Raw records
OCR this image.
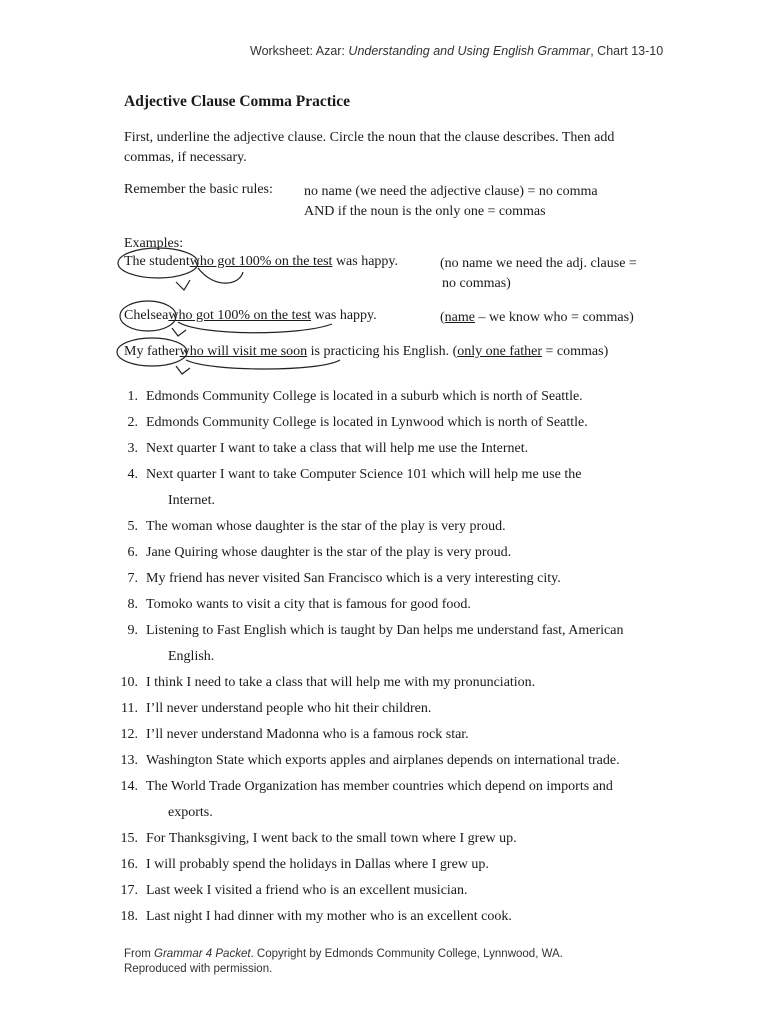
Worksheet: Azar: Understanding and Using English Grammar, Chart 13-10
Adjective Clause Comma Practice
First, underline the adjective clause. Circle the noun that the clause describes. Then add commas, if necessary.
Remember the basic rules: no name (we need the adjective clause) = no comma
AND if the noun is the only one = commas
Examples:
The studentwho got 100% on the test was happy.	(no name we need the adj. clause =
no commas)
Chelseawho got 100% on the test was happy.	(name – we know who = commas)
My fatherwho will visit me soon is practicing his English. (only one father = commas)
1. Edmonds Community College is located in a suburb which is north of Seattle.
2. Edmonds Community College is located in Lynwood which is north of Seattle.
3. Next quarter I want to take a class that will help me use the Internet.
4. Next quarter I want to take Computer Science 101 which will help me use the
Internet.
5. The woman whose daughter is the star of the play is very proud.
6. Jane Quiring whose daughter is the star of the play is very proud.
7. My friend has never visited San Francisco which is a very interesting city.
8. Tomoko wants to visit a city that is famous for good food.
9. Listening to Fast English which is taught by Dan helps me understand fast, American
English.
10. I think I need to take a class that will help me with my pronunciation.
11. I’ll never understand people who hit their children.
12. I’ll never understand Madonna who is a famous rock star.
13. Washington State which exports apples and airplanes depends on international trade.
14. The World Trade Organization has member countries which depend on imports and
exports.
15. For Thanksgiving, I went back to the small town where I grew up.
16. I will probably spend the holidays in Dallas where I grew up.
17. Last week I visited a friend who is an excellent musician.
18. Last night I had dinner with my mother who is an excellent cook.
From Grammar 4 Packet. Copyright by Edmonds Community College, Lynnwood, WA.
Reproduced with permission.
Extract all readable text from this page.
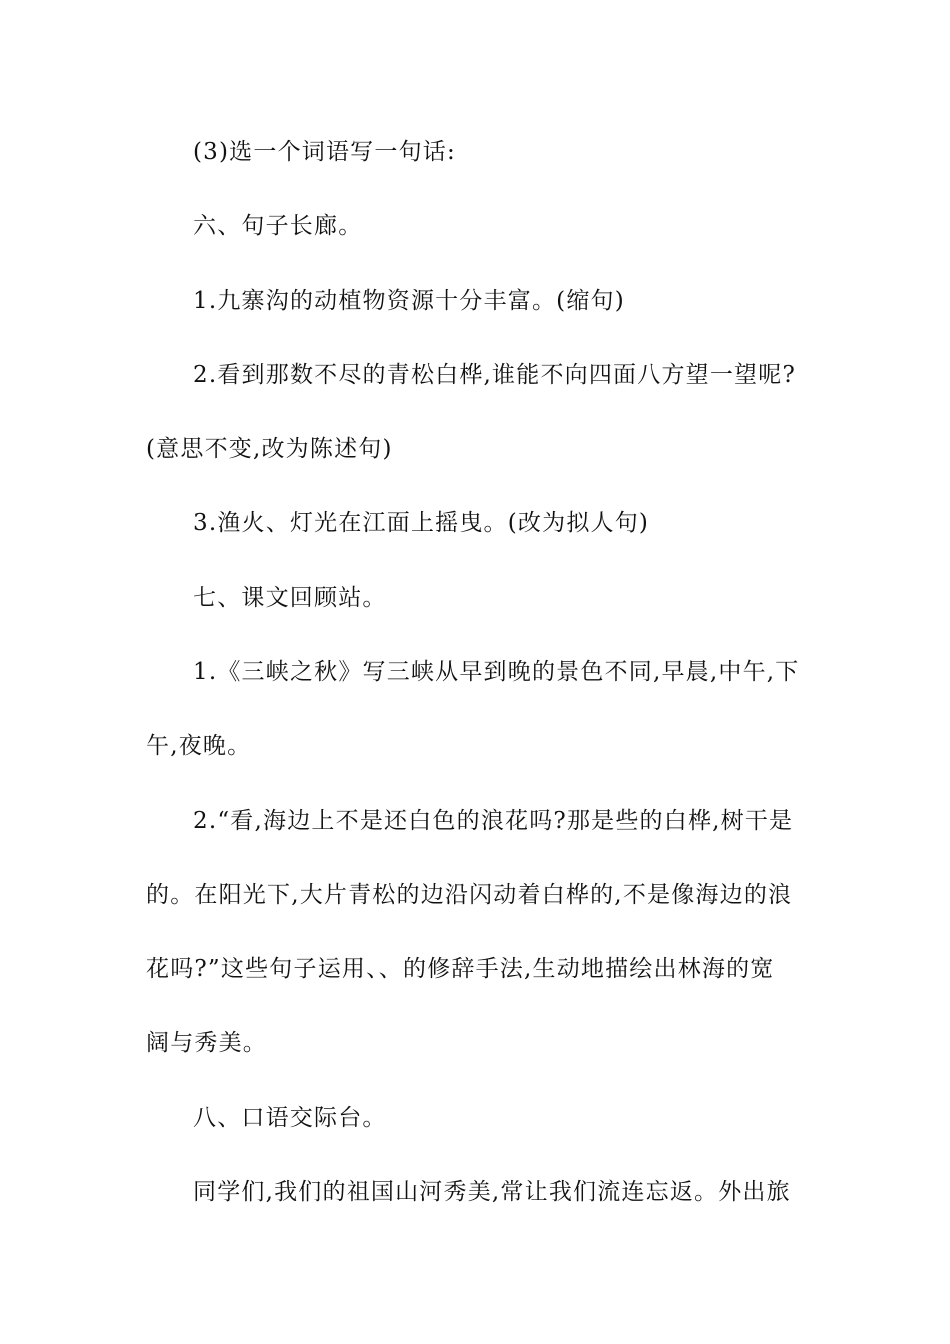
(3)选一个词语写一句话:
六、句子长廊。
1.九寨沟的动植物资源十分丰富。(缩句)
2.看到那数不尽的青松白桦,谁能不向四面八方望一望呢?
(意思不变,改为陈述句)
3.渔火、灯光在江面上摇曳。(改为拟人句)
七、课文回顾站。
1.《三峡之秋》写三峡从早到晚的景色不同,早晨,中午,下
午,夜晚。
2.“看,海边上不是还白色的浪花吗?那是些的白桦,树干是
的。在阳光下,大片青松的边沿闪动着白桦的,不是像海边的浪
花吗?”这些句子运用、、的修辞手法,生动地描绘出林海的宽
阔与秀美。
八、口语交际台。
同学们,我们的祖国山河秀美,常让我们流连忘返。外出旅
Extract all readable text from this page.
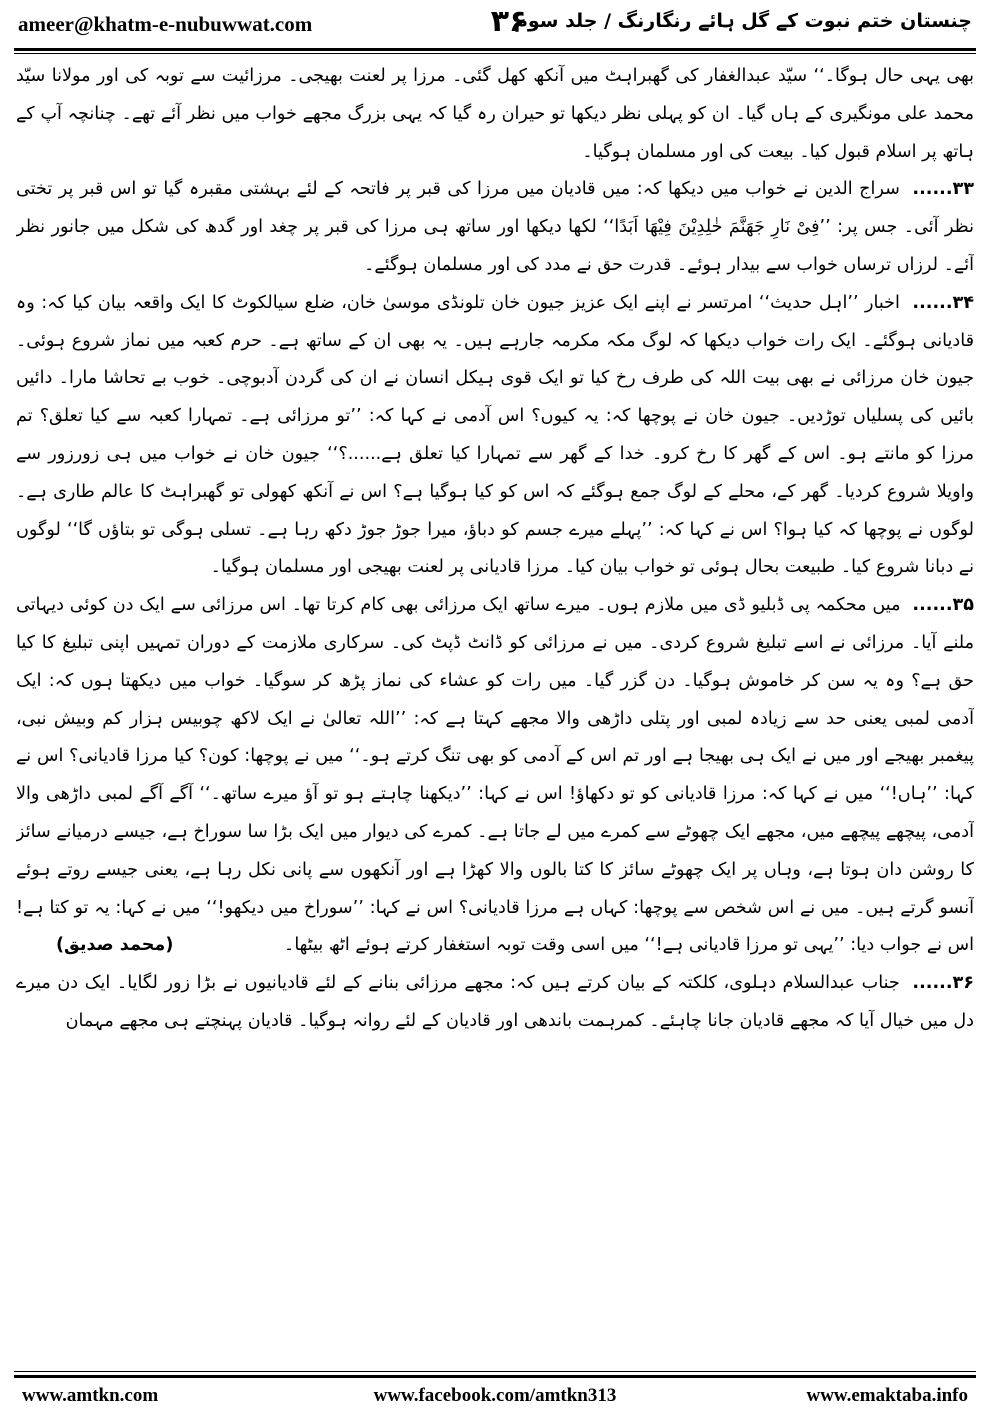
ameer@khatm-e-nubuwwat.com	۳۶
چنستان ختم نبوت کے گل ہائے رنگارنگ / جلد سوم

بھی یہی حال ہوگا۔‘‘ سیّد عبدالغفار کی گھبراہٹ میں آنکھ کھل گئی۔ مرزا پر لعنت بھیجی۔ مرزائیت سے توبہ کی اور مولانا سیّد محمد علی مونگیری کے ہاں گیا۔ ان کو پہلی نظر دیکھا تو حیران رہ گیا کہ یہی بزرگ مجھے خواب میں نظر آئے تھے۔ چنانچہ آپ کے ہاتھ پر اسلام قبول کیا۔ بیعت کی اور مسلمان ہوگیا۔

۳۳...... سراج الدین نے خواب میں دیکھا کہ: میں قادیان میں مرزا کی قبر پر فاتحہ کے لئے بہشتی مقبرہ گیا تو اس قبر پر تختی نظر آئی۔ جس پر: ’’فِیْ نَارِ جَهَنَّمَ خٰلِدِیْنَ فِیْهَا اَبَدًا‘‘ لکھا دیکھا اور ساتھ ہی مرزا کی قبر پر چغد اور گدھ کی شکل میں جانور نظر آئے۔ لرزاں ترساں خواب سے بیدار ہوئے۔ قدرت حق نے مدد کی اور مسلمان ہوگئے۔

۳۴...... اخبار ’’اہل حدیث‘‘ امرتسر نے اپنے ایک عزیز جیون خان تلونڈی موسیٰ خان، ضلع سیالکوٹ کا ایک واقعہ بیان کیا کہ: وہ قادیانی ہوگئے۔ ایک رات خواب دیکھا کہ لوگ مکہ مکرمہ جارہے ہیں۔ یہ بھی ان کے ساتھ ہے۔ حرم کعبہ میں نماز شروع ہوئی۔ جیون خان مرزائی نے بھی بیت اللہ کی طرف رخ کیا تو ایک قوی ہیکل انسان نے ان کی گردن آدبوچی۔ خوب بے تحاشا مارا۔ دائیں بائیں کی پسلیاں توڑدیں۔ جیون خان نے پوچھا کہ: یہ کیوں؟ اس آدمی نے کہا کہ: ’’تو مرزائی ہے۔ تمہارا کعبہ سے کیا تعلق؟ تم مرزا کو مانتے ہو۔ اس کے گھر کا رخ کرو۔ خدا کے گھر سے تمہارا کیا تعلق ہے......؟‘‘ جیون خان نے خواب میں ہی زورزور سے واویلا شروع کردیا۔ گھر کے، محلے کے لوگ جمع ہوگئے کہ اس کو کیا ہوگیا ہے؟ اس نے آنکھ کھولی تو گھبراہٹ کا عالم طاری ہے۔ لوگوں نے پوچھا کہ کیا ہوا؟ اس نے کہا کہ: ’’پہلے میرے جسم کو دباؤ، میرا جوڑ جوڑ دکھ رہا ہے۔ تسلی ہوگی تو بتاؤں گا‘‘ لوگوں نے دبانا شروع کیا۔ طبیعت بحال ہوئی تو خواب بیان کیا۔ مرزا قادیانی پر لعنت بھیجی اور مسلمان ہوگیا۔

۳۵...... میں محکمہ پی ڈبلیو ڈی میں ملازم ہوں۔ میرے ساتھ ایک مرزائی بھی کام کرتا تھا۔ اس مرزائی سے ایک دن کوئی دیہاتی ملنے آیا۔ مرزائی نے اسے تبلیغ شروع کردی۔ میں نے مرزائی کو ڈانٹ ڈپٹ کی۔ سرکاری ملازمت کے دوران تمہیں اپنی تبلیغ کا کیا حق ہے؟ وہ یہ سن کر خاموش ہوگیا۔ دن گزر گیا۔ میں رات کو عشاء کی نماز پڑھ کر سوگیا۔ خواب میں دیکھتا ہوں کہ: ایک آدمی لمبی یعنی حد سے زیادہ لمبی اور پتلی داڑھی والا مجھے کہتا ہے کہ: ’’اللہ تعالیٰ نے ایک لاکھ چوبیس ہزار کم وبیش نبی، پیغمبر بھیجے اور میں نے ایک ہی بھیجا ہے اور تم اس کے آدمی کو بھی تنگ کرتے ہو۔‘‘ میں نے پوچھا: کون؟ کیا مرزا قادیانی؟ اس نے کہا: ’’ہاں!‘‘ میں نے کہا کہ: مرزا قادیانی کو تو دکھاؤ! اس نے کہا: ’’دیکھنا چاہتے ہو تو آؤ میرے ساتھ۔‘‘ آگے آگے لمبی داڑھی والا آدمی، پیچھے پیچھے میں، مجھے ایک چھوٹے سے کمرے میں لے جاتا ہے۔ کمرے کی دیوار میں ایک بڑا سا سوراخ ہے، جیسے درمیانے سائز کا روشن دان ہوتا ہے، وہاں پر ایک چھوٹے سائز کا کتا بالوں والا کھڑا ہے اور آنکھوں سے پانی نکل رہا ہے، یعنی جیسے روتے ہوئے آنسو گرتے ہیں۔ میں نے اس شخص سے پوچھا: کہاں ہے مرزا قادیانی؟ اس نے کہا: ’’سوراخ میں دیکھو!‘‘ میں نے کہا: یہ تو کتا ہے! اس نے جواب دیا: ’’یہی تو مرزا قادیانی ہے!‘‘ میں اسی وقت توبہ استغفار کرتے ہوئے اٹھ بیٹھا۔
(محمد صدیق)

۳۶...... جناب عبدالسلام دہلوی، کلکتہ کے بیان کرتے ہیں کہ: مجھے مرزائی بنانے کے لئے قادیانیوں نے بڑا زور لگایا۔ ایک دن میرے دل میں خیال آیا کہ مجھے قادیان جانا چاہئے۔ کمرہمت باندھی اور قادیان کے لئے روانہ ہوگیا۔ قادیان پہنچتے ہی مجھے مہمان

www.amtkn.com	www.facebook.com/amtkn313	www.emaktaba.info
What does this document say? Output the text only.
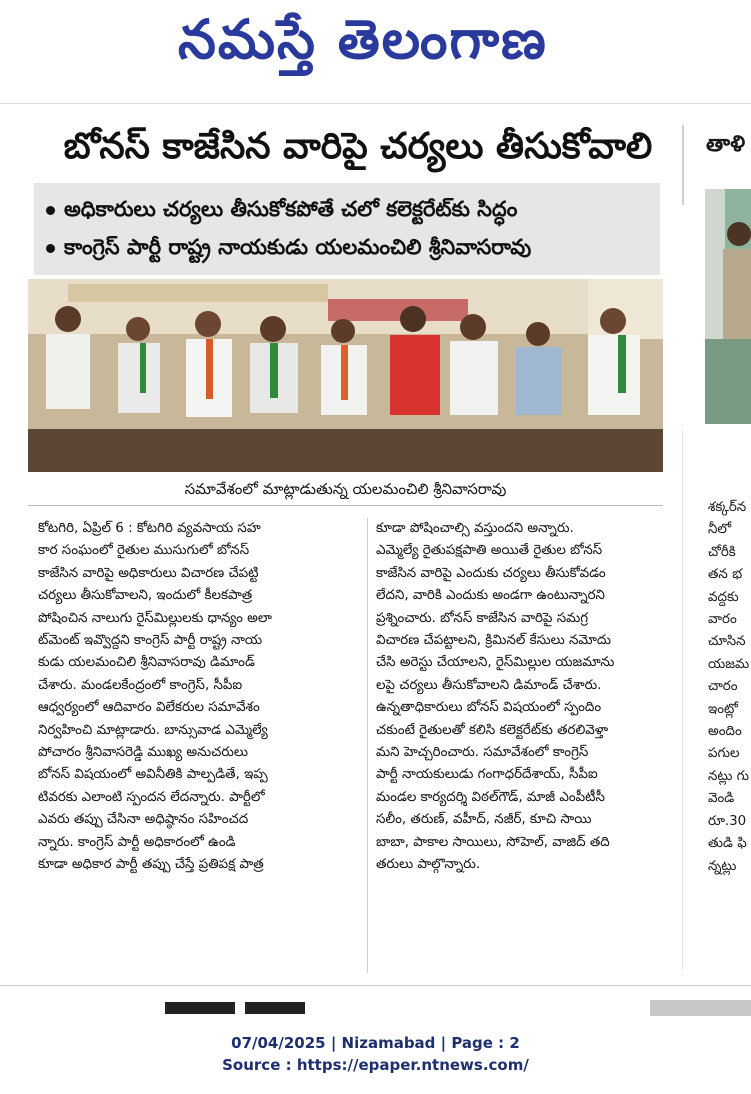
నమస్తే తెలంగాణ
బోనస్ కాజేసిన వారిపై చర్యలు తీసుకోవాలి
అధికారులు చర్యలు తీసుకోకపోతే చలో కలెక్టరేట్‌కు సిద్ధం
కాంగ్రెస్ పార్టీ రాష్ట్ర నాయకుడు యలమంచిలి శ్రీనివాసరావు
సమావేశంలో మాట్లాడుతున్న యలమంచిలి శ్రీనివాసరావు
కోటగిరి, ఏప్రిల్ 6 : కోటగిరి వ్యవసాయ సహ
కార సంఘంలో రైతుల ముసుగులో బోనస్
కాజేసిన వారిపై అధికారులు విచారణ చేపట్టి
చర్యలు తీసుకోవాలని, ఇందులో కీలకపాత్ర
పోషించిన నాలుగు రైస్‌మిల్లులకు ధాన్యం అలా
ట్‌మెంట్ ఇవ్వొద్దని కాంగ్రెస్ పార్టీ రాష్ట్ర నాయ
కుడు యలమంచిలి శ్రీనివాసరావు డిమాండ్
చేశారు. మండలకేంద్రంలో కాంగ్రెస్, సీపీఐ
ఆధ్వర్యంలో ఆదివారం విలేకరుల సమావేశం
నిర్వహించి మాట్లాడారు. బాన్సువాడ ఎమ్మెల్యే
పోచారం శ్రీనివాసరెడ్డి ముఖ్య అనుచరులు
బోనస్ విషయంలో అవినీతికి పాల్పడితే, ఇప్ప
టివరకు ఎలాంటి స్పందన లేదన్నారు. పార్టీలో
ఎవరు తప్పు చేసినా అధిష్ఠానం సహించద
న్నారు. కాంగ్రెస్ పార్టీ అధికారంలో ఉండి
కూడా అధికార పార్టీ తప్పు చేస్తే ప్రతిపక్ష పాత్ర
కూడా పోషించాల్సి వస్తుందని అన్నారు.
ఎమ్మెల్యే రైతుపక్షపాతి అయితే రైతుల బోనస్
కాజేసిన వారిపై ఎందుకు చర్యలు తీసుకోవడం
లేదని, వారికి ఎందుకు అండగా ఉంటున్నారని
ప్రశ్నించారు. బోనస్ కాజేసిన వారిపై సమగ్ర
విచారణ చేపట్టాలని, క్రిమినల్ కేసులు నమోదు
చేసి అరెస్టు చేయాలని, రైస్‌మిల్లుల యజమాను
లపై చర్యలు తీసుకోవాలని డిమాండ్ చేశారు.
ఉన్నతాధికారులు బోనస్ విషయంలో స్పందిం
చకుంటే రైతులతో కలిసి కలెక్టరేట్‌కు తరలివెళ్తా
మని హెచ్చరించారు. సమావేశంలో కాంగ్రెస్
పార్టీ నాయకులుడు గంగాధర్‌దేశాయ్, సీపీఐ
మండల కార్యదర్శి విఠల్‌గౌడ్, మాజీ ఎంపీటీసీ
సలీం, తరుణ్, వహీద్, నజీర్, కూచి సాయి
బాబా, పాకాల సాయిలు, సోహెల్, వాజిద్ తది
తరులు పాల్గొన్నారు.
తాళి
శక్కర్‌న
నీలో
చోరీకి
తన భ
వద్దకు
వారం
చూసిన
యజమ
చారం
ఇంట్లో
అందిం
పగుల
నట్లు గు
వెండి
రూ.30
తుడి ఫి
న్నట్లు
07/04/2025 | Nizamabad | Page : 2
Source : https://epaper.ntnews.com/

=== AIM ===
The answer should be a single number: the count of lines in the data that include the string "need".

=== SOLUTION FOR THIS PROBLEM ===
3